■ Given problem: List the lines of this listing that hold the word "plugged".

Data excerpts

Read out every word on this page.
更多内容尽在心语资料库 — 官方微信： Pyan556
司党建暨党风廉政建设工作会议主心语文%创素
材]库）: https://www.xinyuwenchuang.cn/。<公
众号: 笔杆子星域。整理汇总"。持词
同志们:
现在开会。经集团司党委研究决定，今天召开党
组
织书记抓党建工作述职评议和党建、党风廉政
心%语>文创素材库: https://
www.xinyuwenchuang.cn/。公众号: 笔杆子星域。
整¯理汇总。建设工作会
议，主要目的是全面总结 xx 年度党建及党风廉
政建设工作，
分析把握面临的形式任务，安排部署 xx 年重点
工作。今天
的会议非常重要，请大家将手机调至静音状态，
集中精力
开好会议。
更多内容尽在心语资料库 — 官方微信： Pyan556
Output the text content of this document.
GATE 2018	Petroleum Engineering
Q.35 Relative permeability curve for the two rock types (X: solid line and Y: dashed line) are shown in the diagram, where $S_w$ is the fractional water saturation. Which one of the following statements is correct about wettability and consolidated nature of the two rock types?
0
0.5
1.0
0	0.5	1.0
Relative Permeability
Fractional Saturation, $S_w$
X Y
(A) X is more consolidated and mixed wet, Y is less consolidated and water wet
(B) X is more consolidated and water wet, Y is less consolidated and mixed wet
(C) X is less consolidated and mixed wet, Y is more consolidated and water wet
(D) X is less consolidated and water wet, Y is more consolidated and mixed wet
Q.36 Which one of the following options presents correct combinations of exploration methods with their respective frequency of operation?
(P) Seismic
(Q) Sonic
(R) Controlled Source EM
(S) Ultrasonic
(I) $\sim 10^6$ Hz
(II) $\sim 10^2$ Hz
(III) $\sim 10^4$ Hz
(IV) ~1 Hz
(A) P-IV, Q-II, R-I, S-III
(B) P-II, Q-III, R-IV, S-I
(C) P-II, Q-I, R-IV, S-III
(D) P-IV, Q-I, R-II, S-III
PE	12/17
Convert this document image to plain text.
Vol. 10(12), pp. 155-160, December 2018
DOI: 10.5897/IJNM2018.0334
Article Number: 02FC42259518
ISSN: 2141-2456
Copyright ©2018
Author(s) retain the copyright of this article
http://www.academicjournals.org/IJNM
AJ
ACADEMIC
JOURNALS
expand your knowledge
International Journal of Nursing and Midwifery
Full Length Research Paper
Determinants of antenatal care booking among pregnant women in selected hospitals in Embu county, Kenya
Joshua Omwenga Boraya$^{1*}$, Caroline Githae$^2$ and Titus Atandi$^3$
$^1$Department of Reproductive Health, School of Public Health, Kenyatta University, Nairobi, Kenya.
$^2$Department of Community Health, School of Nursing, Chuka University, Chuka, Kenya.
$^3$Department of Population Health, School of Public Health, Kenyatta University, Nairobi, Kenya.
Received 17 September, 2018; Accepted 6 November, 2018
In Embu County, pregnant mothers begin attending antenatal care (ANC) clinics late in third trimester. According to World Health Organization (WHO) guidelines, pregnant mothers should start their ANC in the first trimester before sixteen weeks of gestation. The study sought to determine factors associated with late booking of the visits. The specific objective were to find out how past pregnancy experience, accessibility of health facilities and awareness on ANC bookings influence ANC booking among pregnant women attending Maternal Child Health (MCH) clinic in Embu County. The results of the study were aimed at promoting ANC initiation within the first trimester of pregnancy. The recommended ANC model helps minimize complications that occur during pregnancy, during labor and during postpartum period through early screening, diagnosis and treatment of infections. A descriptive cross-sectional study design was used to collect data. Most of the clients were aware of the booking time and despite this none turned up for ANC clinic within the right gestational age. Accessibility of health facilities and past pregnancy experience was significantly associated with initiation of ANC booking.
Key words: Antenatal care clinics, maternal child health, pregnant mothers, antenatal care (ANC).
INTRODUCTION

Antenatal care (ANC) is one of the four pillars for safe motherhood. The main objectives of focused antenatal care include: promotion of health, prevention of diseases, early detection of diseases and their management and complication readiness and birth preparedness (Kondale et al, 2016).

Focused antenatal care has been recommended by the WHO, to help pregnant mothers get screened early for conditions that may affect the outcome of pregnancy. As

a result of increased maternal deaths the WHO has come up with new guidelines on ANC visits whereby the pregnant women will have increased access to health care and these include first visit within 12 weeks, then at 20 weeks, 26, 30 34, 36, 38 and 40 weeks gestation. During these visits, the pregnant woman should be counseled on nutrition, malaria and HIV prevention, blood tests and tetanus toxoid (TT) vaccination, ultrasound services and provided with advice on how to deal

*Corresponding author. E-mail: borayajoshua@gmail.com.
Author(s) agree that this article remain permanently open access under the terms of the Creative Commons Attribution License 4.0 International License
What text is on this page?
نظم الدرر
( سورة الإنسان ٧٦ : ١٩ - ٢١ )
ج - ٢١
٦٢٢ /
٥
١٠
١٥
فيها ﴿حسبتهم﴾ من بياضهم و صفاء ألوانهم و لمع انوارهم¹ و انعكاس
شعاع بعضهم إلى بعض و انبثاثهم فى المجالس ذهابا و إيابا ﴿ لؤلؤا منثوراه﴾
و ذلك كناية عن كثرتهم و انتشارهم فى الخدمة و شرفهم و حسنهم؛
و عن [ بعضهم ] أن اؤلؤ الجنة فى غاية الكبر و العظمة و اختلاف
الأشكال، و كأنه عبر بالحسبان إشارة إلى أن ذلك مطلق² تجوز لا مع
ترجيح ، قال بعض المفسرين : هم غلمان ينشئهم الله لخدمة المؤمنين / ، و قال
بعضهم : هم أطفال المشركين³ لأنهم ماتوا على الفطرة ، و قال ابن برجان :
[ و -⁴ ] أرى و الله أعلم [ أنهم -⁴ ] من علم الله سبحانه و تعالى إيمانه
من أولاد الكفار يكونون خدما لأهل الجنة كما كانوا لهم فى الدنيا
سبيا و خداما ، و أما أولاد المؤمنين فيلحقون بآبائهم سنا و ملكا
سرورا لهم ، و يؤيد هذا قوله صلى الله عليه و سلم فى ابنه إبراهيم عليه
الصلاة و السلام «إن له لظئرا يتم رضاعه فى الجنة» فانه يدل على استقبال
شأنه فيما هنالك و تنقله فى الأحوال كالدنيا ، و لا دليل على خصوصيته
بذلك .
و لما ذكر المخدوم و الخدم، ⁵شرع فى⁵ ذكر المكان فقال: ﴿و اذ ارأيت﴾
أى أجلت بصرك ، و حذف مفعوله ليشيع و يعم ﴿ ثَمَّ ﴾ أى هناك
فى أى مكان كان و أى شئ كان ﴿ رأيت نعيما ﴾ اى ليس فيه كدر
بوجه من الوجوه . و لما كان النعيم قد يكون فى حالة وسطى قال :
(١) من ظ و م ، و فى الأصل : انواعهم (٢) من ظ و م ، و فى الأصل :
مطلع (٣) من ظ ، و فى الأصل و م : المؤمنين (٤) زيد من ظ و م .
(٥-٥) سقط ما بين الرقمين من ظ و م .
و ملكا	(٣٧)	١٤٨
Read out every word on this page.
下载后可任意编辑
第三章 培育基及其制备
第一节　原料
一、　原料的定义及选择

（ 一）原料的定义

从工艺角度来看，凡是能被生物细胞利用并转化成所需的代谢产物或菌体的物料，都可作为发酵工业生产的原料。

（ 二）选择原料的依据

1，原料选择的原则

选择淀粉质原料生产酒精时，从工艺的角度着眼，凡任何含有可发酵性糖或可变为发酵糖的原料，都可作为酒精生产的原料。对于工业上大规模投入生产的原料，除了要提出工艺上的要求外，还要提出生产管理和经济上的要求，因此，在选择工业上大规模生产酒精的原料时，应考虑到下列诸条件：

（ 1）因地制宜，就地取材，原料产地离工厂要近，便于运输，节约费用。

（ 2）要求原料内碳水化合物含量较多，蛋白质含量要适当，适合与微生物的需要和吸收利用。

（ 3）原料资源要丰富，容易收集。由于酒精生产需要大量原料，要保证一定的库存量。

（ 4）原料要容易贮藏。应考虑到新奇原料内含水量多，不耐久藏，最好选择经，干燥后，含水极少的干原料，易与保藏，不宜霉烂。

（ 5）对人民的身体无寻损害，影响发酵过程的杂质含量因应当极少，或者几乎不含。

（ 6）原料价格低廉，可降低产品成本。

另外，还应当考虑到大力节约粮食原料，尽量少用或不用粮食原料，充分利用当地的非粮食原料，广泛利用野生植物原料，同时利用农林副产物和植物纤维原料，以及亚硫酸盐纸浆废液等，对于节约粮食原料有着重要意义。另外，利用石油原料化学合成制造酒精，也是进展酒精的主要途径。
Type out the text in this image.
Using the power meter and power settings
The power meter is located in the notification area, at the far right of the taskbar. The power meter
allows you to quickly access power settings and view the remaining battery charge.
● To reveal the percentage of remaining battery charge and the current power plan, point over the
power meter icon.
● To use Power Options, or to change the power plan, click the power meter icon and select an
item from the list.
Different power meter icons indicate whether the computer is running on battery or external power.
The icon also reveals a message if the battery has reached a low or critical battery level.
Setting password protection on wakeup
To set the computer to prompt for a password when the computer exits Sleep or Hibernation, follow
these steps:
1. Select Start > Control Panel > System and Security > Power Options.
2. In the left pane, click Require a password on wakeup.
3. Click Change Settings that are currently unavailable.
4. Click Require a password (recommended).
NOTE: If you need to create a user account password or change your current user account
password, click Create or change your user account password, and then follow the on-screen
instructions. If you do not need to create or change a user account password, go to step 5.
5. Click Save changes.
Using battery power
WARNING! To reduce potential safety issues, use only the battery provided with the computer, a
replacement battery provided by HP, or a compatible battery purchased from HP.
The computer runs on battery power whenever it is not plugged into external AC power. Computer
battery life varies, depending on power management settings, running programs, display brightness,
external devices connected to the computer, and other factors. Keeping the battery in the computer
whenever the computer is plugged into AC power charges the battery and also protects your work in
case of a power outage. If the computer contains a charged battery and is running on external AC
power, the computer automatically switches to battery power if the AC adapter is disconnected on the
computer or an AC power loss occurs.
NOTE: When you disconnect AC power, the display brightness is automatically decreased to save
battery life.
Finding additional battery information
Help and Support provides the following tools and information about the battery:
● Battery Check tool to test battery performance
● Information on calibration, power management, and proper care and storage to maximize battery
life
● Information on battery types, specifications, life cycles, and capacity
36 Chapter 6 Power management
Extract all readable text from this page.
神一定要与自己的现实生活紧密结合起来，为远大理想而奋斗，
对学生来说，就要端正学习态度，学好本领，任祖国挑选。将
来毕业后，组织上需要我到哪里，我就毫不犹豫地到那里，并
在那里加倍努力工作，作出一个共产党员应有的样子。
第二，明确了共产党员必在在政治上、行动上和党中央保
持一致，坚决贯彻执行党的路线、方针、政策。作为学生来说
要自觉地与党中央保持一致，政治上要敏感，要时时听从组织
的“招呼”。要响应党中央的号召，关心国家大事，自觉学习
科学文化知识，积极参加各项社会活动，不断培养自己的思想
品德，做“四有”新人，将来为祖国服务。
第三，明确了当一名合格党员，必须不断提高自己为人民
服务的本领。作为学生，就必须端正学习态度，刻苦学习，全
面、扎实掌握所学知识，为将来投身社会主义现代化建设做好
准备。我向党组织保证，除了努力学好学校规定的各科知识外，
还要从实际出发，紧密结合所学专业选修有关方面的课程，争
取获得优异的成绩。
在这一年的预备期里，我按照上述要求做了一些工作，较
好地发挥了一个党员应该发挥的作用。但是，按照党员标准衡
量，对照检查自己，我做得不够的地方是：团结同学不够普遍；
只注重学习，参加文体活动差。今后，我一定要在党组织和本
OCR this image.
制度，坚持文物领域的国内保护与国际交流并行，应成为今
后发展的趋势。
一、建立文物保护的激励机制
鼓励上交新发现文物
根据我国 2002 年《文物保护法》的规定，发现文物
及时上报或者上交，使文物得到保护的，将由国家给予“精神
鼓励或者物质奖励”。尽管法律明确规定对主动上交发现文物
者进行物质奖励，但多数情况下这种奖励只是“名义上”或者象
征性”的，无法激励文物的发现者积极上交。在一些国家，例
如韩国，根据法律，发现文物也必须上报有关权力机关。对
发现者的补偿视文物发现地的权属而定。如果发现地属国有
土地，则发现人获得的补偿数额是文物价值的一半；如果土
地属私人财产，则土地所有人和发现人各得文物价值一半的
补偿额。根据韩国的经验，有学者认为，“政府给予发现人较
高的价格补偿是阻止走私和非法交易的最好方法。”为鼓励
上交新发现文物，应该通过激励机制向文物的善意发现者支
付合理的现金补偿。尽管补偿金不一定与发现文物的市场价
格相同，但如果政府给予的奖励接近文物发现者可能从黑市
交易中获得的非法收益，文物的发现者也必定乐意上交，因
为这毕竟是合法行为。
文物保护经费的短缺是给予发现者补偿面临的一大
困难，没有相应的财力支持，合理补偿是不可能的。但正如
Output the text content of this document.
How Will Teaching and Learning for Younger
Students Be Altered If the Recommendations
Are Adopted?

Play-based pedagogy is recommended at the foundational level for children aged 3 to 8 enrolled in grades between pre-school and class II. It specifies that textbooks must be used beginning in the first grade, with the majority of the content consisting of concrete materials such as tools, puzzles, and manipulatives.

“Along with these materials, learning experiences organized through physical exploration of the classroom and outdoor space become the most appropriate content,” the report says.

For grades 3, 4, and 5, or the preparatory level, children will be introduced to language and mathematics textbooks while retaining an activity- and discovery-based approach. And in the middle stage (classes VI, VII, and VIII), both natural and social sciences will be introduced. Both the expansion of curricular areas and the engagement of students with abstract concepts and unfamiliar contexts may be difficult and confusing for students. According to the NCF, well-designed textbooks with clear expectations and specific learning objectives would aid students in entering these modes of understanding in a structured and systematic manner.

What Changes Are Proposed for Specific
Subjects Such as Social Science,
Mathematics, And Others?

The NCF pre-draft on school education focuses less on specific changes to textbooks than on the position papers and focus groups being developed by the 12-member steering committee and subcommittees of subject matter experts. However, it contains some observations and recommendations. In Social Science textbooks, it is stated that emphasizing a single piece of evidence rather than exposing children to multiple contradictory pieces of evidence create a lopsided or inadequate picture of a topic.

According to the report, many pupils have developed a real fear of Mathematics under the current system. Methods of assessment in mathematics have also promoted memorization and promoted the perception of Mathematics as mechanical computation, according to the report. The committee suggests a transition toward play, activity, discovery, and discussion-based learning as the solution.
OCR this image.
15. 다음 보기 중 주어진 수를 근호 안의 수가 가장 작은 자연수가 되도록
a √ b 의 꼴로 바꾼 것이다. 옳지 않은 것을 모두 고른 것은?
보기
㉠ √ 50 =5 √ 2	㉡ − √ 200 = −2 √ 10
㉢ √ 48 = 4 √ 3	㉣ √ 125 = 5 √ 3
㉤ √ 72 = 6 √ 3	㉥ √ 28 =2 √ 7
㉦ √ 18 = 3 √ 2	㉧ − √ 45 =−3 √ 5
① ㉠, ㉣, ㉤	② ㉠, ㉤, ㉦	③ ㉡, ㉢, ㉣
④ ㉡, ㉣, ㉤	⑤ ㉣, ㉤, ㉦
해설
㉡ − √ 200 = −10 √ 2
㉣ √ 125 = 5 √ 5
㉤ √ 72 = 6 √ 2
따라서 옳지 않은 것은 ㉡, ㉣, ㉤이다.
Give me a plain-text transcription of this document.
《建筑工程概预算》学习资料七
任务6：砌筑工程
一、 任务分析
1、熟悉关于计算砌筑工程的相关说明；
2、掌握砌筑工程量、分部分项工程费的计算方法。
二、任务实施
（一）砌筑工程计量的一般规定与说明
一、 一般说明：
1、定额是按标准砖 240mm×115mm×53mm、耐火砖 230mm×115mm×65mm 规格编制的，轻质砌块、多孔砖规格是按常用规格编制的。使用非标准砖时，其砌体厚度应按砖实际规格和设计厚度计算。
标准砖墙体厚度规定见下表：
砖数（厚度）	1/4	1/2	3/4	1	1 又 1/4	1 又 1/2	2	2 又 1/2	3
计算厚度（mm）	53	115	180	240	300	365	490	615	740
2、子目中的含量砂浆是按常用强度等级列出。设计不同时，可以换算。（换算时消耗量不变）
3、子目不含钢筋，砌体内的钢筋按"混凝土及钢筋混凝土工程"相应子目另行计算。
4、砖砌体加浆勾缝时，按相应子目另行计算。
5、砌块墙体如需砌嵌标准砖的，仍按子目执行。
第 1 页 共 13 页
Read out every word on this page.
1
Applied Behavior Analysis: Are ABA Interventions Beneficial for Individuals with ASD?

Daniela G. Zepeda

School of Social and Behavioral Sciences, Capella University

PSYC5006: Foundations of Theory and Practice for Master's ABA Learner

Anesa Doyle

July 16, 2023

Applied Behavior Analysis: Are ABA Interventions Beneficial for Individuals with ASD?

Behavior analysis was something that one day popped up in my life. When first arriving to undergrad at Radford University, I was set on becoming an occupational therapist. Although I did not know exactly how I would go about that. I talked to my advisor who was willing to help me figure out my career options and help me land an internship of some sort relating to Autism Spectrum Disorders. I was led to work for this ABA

■ Answer to this task:
The computer runs on battery power whenever it is not plugged into external AC power. Computer
whenever the computer is plugged into AC power charges the battery and also protects your work in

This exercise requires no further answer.